───── Data records

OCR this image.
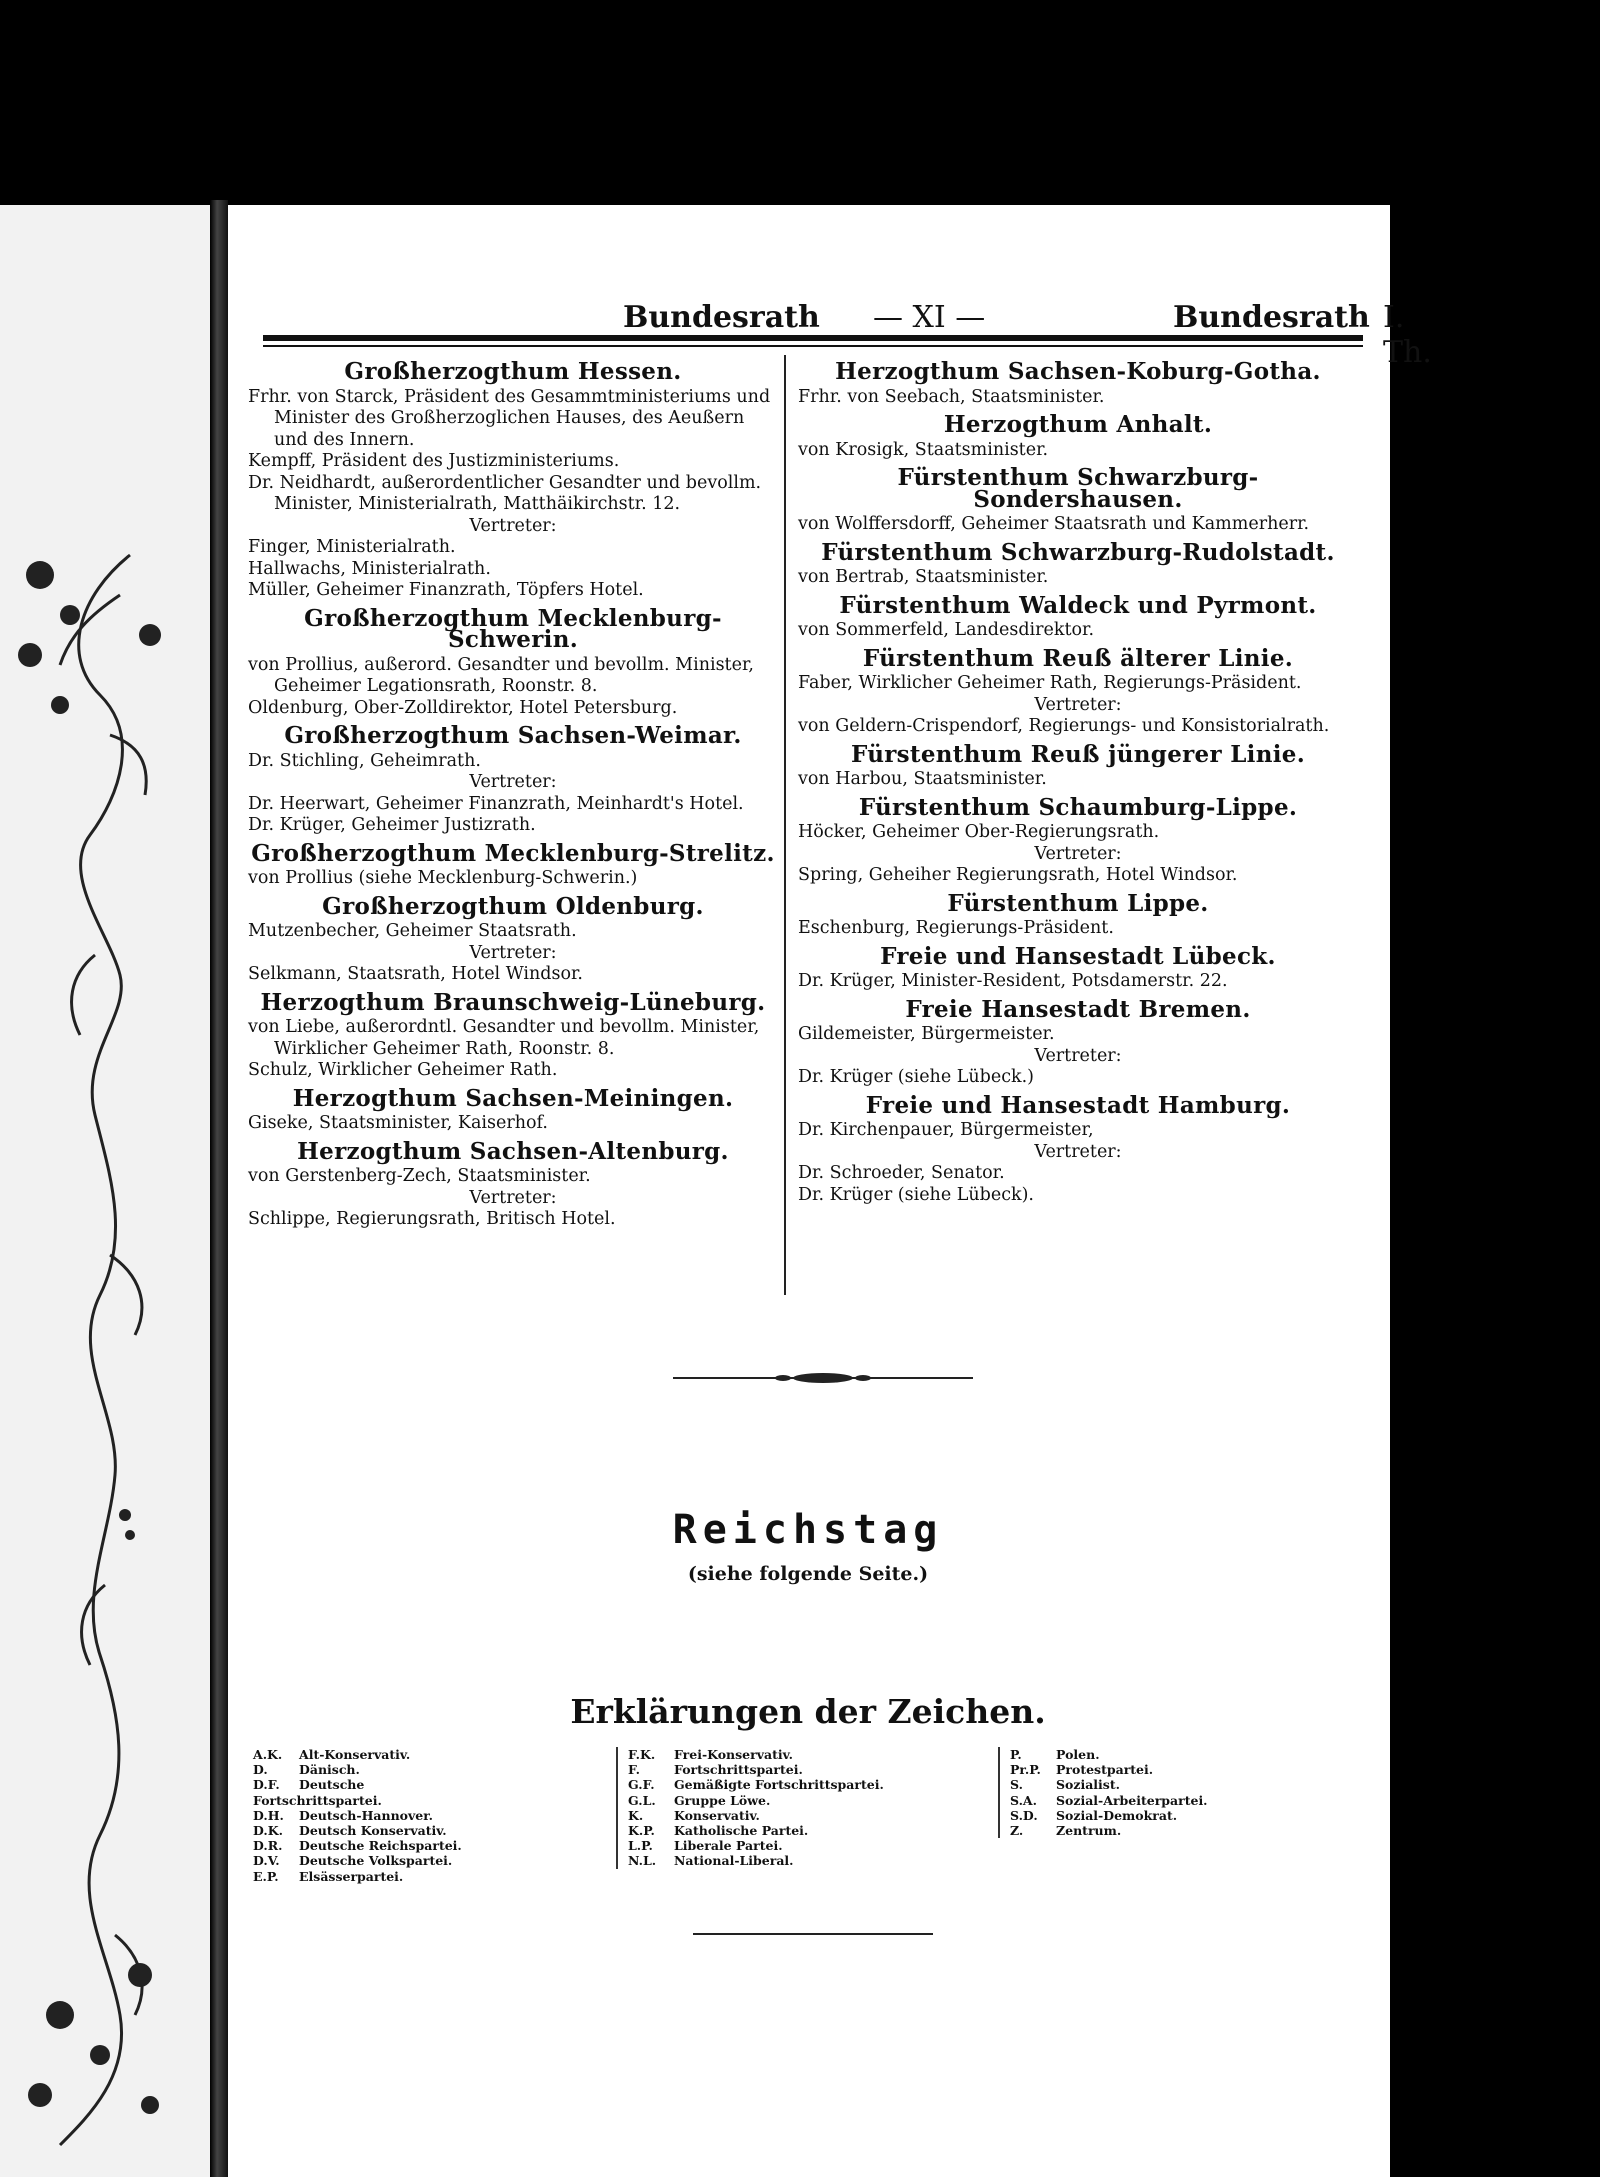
Bundesrath — XI —	Bundesrath I. Th.
Großherzogthum Hessen.
Frhr. von Starck, Präsident des Gesammtministeriums und
Minister des Großherzoglichen Hauses, des Aeußern
und des Innern.
Kempff, Präsident des Justizministeriums.
Dr. Neidhardt, außerordentlicher Gesandter und bevollm.
Minister, Ministerialrath, Matthäikirchstr. 12.
Vertreter:
Finger, Ministerialrath.
Hallwachs, Ministerialrath.
Müller, Geheimer Finanzrath, Töpfers Hotel.
Großherzogthum Mecklenburg-Schwerin.
von Prollius, außerord. Gesandter und bevollm. Minister,
Geheimer Legationsrath, Roonstr. 8.
Oldenburg, Ober-Zolldirektor, Hotel Petersburg.
Großherzogthum Sachsen-Weimar.
Dr. Stichling, Geheimrath.
Vertreter:
Dr. Heerwart, Geheimer Finanzrath, Meinhardt's Hotel.
Dr. Krüger, Geheimer Justizrath.
Großherzogthum Mecklenburg-Strelitz.
von Prollius (siehe Mecklenburg-Schwerin.)
Großherzogthum Oldenburg.
Mutzenbecher, Geheimer Staatsrath.
Vertreter:
Selkmann, Staatsrath, Hotel Windsor.
Herzogthum Braunschweig-Lüneburg.
von Liebe, außerordntl. Gesandter und bevollm. Minister,
Wirklicher Geheimer Rath, Roonstr. 8.
Schulz, Wirklicher Geheimer Rath.
Herzogthum Sachsen-Meiningen.
Giseke, Staatsminister, Kaiserhof.
Herzogthum Sachsen-Altenburg.
von Gerstenberg-Zech, Staatsminister.
Vertreter:
Schlippe, Regierungsrath, Britisch Hotel.
Herzogthum Sachsen-Koburg-Gotha.
Frhr. von Seebach, Staatsminister.
Herzogthum Anhalt.
von Krosigk, Staatsminister.
Fürstenthum Schwarzburg-Sondershausen.
von Wolffersdorff, Geheimer Staatsrath und Kammerherr.
Fürstenthum Schwarzburg-Rudolstadt.
von Bertrab, Staatsminister.
Fürstenthum Waldeck und Pyrmont.
von Sommerfeld, Landesdirektor.
Fürstenthum Reuß älterer Linie.
Faber, Wirklicher Geheimer Rath, Regierungs-Präsident.
Vertreter:
von Geldern-Crispendorf, Regierungs- und Konsistorialrath.
Fürstenthum Reuß jüngerer Linie.
von Harbou, Staatsminister.
Fürstenthum Schaumburg-Lippe.
Höcker, Geheimer Ober-Regierungsrath.
Vertreter:
Spring, Geheiher Regierungsrath, Hotel Windsor.
Fürstenthum Lippe.
Eschenburg, Regierungs-Präsident.
Freie und Hansestadt Lübeck.
Dr. Krüger, Minister-Resident, Potsdamerstr. 22.
Freie Hansestadt Bremen.
Gildemeister, Bürgermeister.
Vertreter:
Dr. Krüger (siehe Lübeck.)
Freie und Hansestadt Hamburg.
Dr. Kirchenpauer, Bürgermeister,
Vertreter:
Dr. Schroeder, Senator.
Dr. Krüger (siehe Lübeck).
Reichstag
(siehe folgende Seite.)
Erklärungen der Zeichen.
A.K. Alt-Konservativ.
D.	Dänisch.
D.F. Deutsche Fortschrittspartei.
D.H. Deutsch-Hannover.
D.K. Deutsch Konservativ.
D.R. Deutsche Reichspartei.
D.V. Deutsche Volkspartei.
E.P. Elsässerpartei.
F.K. Frei-Konservativ.
F.	Fortschrittspartei.
G.F. Gemäßigte Fortschrittspartei.
G.L. Gruppe Löwe.
K. Konservativ.
K.P. Katholische Partei.
L.P. Liberale Partei.
N.L. National-Liberal.
P.	Polen.
Pr.P. Protestpartei.
S.	Sozialist.
S.A. Sozial-Arbeiterpartei.
S.D. Sozial-Demokrat.
Z.	Zentrum.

──────────

> [What you should do]: Pictures in the records above should not be copied. Repeat everything else exactly.

> [Answer for this exercise]:
OCR this image.
Bundesrath — XI —	Bundesrath I. Th.
Großherzogthum Hessen.
Frhr. von Starck, Präsident des Gesammtministeriums und
Minister des Großherzoglichen Hauses, des Aeußern
und des Innern.
Kempff, Präsident des Justizministeriums.
Dr. Neidhardt, außerordentlicher Gesandter und bevollm.
Minister, Ministerialrath, Matthäikirchstr. 12.
Vertreter:
Finger, Ministerialrath.
Hallwachs, Ministerialrath.
Müller, Geheimer Finanzrath, Töpfers Hotel.
Großherzogthum Mecklenburg-Schwerin.
von Prollius, außerord. Gesandter und bevollm. Minister,
Geheimer Legationsrath, Roonstr. 8.
Oldenburg, Ober-Zolldirektor, Hotel Petersburg.
Großherzogthum Sachsen-Weimar.
Dr. Stichling, Geheimrath.
Vertreter:
Dr. Heerwart, Geheimer Finanzrath, Meinhardt's Hotel.
Dr. Krüger, Geheimer Justizrath.
Großherzogthum Mecklenburg-Strelitz.
von Prollius (siehe Mecklenburg-Schwerin.)
Großherzogthum Oldenburg.
Mutzenbecher, Geheimer Staatsrath.
Vertreter:
Selkmann, Staatsrath, Hotel Windsor.
Herzogthum Braunschweig-Lüneburg.
von Liebe, außerordntl. Gesandter und bevollm. Minister,
Wirklicher Geheimer Rath, Roonstr. 8.
Schulz, Wirklicher Geheimer Rath.
Herzogthum Sachsen-Meiningen.
Giseke, Staatsminister, Kaiserhof.
Herzogthum Sachsen-Altenburg.
von Gerstenberg-Zech, Staatsminister.
Vertreter:
Schlippe, Regierungsrath, Britisch Hotel.
Herzogthum Sachsen-Koburg-Gotha.
Frhr. von Seebach, Staatsminister.
Herzogthum Anhalt.
von Krosigk, Staatsminister.
Fürstenthum Schwarzburg-Sondershausen.
von Wolffersdorff, Geheimer Staatsrath und Kammerherr.
Fürstenthum Schwarzburg-Rudolstadt.
von Bertrab, Staatsminister.
Fürstenthum Waldeck und Pyrmont.
von Sommerfeld, Landesdirektor.
Fürstenthum Reuß älterer Linie.
Faber, Wirklicher Geheimer Rath, Regierungs-Präsident.
Vertreter:
von Geldern-Crispendorf, Regierungs- und Konsistorialrath.
Fürstenthum Reuß jüngerer Linie.
von Harbou, Staatsminister.
Fürstenthum Schaumburg-Lippe.
Höcker, Geheimer Ober-Regierungsrath.
Vertreter:
Spring, Geheiher Regierungsrath, Hotel Windsor.
Fürstenthum Lippe.
Eschenburg, Regierungs-Präsident.
Freie und Hansestadt Lübeck.
Dr. Krüger, Minister-Resident, Potsdamerstr. 22.
Freie Hansestadt Bremen.
Gildemeister, Bürgermeister.
Vertreter:
Dr. Krüger (siehe Lübeck.)
Freie und Hansestadt Hamburg.
Dr. Kirchenpauer, Bürgermeister,
Vertreter:
Dr. Schroeder, Senator.
Dr. Krüger (siehe Lübeck).
Reichstag
(siehe folgende Seite.)
Erklärungen der Zeichen.
A.K. Alt-Konservativ.
D.	Dänisch.
D.F. Deutsche Fortschrittspartei.
D.H. Deutsch-Hannover.
D.K. Deutsch Konservativ.
D.R. Deutsche Reichspartei.
D.V. Deutsche Volkspartei.
E.P. Elsässerpartei.
F.K. Frei-Konservativ.
F.	Fortschrittspartei.
G.F. Gemäßigte Fortschrittspartei.
G.L. Gruppe Löwe.
K. Konservativ.
K.P. Katholische Partei.
L.P. Liberale Partei.
N.L. National-Liberal.
P.	Polen.
Pr.P. Protestpartei.
S.	Sozialist.
S.A. Sozial-Arbeiterpartei.
S.D. Sozial-Demokrat.
Z.	Zentrum.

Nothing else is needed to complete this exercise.